**GIVEN EXERCISE**:
In the material below, find all lines with the string "number" and copy them.

[Data excerpts]
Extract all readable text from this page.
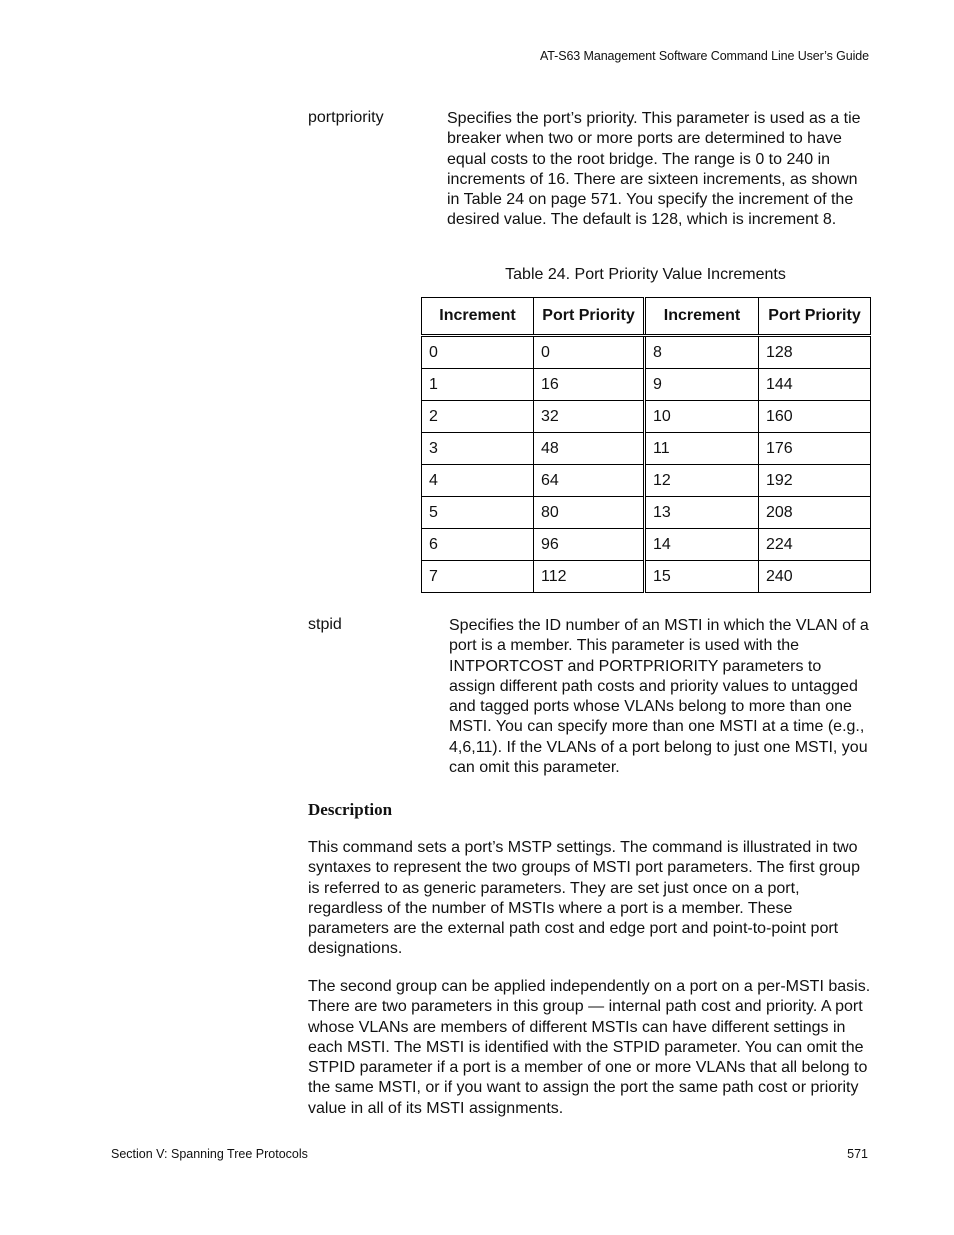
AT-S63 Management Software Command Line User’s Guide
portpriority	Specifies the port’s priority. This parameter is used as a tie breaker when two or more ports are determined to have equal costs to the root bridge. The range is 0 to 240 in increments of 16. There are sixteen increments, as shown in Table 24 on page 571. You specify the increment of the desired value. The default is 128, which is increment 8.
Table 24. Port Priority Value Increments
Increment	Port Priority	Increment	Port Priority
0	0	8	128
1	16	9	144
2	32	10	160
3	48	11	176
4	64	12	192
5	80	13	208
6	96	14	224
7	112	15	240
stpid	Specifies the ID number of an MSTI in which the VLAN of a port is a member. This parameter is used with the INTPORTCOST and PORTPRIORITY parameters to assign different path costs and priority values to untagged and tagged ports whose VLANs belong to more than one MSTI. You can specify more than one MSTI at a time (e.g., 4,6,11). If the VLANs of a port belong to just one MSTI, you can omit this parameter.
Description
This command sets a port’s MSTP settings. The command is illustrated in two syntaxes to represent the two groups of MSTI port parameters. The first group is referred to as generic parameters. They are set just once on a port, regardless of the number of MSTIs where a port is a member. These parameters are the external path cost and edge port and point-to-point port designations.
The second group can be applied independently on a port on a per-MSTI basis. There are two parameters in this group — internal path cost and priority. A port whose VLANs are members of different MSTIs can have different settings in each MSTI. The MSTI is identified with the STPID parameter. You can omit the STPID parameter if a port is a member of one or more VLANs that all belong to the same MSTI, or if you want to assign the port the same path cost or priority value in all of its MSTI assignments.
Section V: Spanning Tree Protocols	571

--

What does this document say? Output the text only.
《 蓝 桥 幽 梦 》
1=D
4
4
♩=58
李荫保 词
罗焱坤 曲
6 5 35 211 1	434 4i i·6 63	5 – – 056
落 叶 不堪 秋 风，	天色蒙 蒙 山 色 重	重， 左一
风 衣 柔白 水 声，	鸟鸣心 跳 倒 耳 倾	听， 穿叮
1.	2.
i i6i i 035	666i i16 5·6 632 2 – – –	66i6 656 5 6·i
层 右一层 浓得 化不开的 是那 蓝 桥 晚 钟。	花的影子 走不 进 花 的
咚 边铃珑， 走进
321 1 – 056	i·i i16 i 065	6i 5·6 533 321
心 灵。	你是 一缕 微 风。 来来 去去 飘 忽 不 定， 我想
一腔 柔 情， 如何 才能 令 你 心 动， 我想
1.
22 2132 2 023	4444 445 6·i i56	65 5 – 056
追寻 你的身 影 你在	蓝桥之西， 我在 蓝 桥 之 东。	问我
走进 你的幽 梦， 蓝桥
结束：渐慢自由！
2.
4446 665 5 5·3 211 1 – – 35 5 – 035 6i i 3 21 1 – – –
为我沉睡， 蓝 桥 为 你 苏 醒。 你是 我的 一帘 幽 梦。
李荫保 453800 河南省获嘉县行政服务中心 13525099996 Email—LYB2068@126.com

**SOLUTION FOR THIS TASK**:
stpid	Specifies the ID number of an MSTI in which the VLAN of a port is a member. This parameter is used with the INTPORTCOST and PORTPRIORITY parameters to assign different path costs and priority values to untagged and tagged ports whose VLANs belong to more than one MSTI. You can specify more than one MSTI at a time (e.g., 4,6,11). If the VLANs of a port belong to just one MSTI, you can omit this parameter.
This command sets a port’s MSTP settings. The command is illustrated in two syntaxes to represent the two groups of MSTI port parameters. The first group is referred to as generic parameters. They are set just once on a port, regardless of the number of MSTIs where a port is a member. These parameters are the external path cost and edge port and point-to-point port designations.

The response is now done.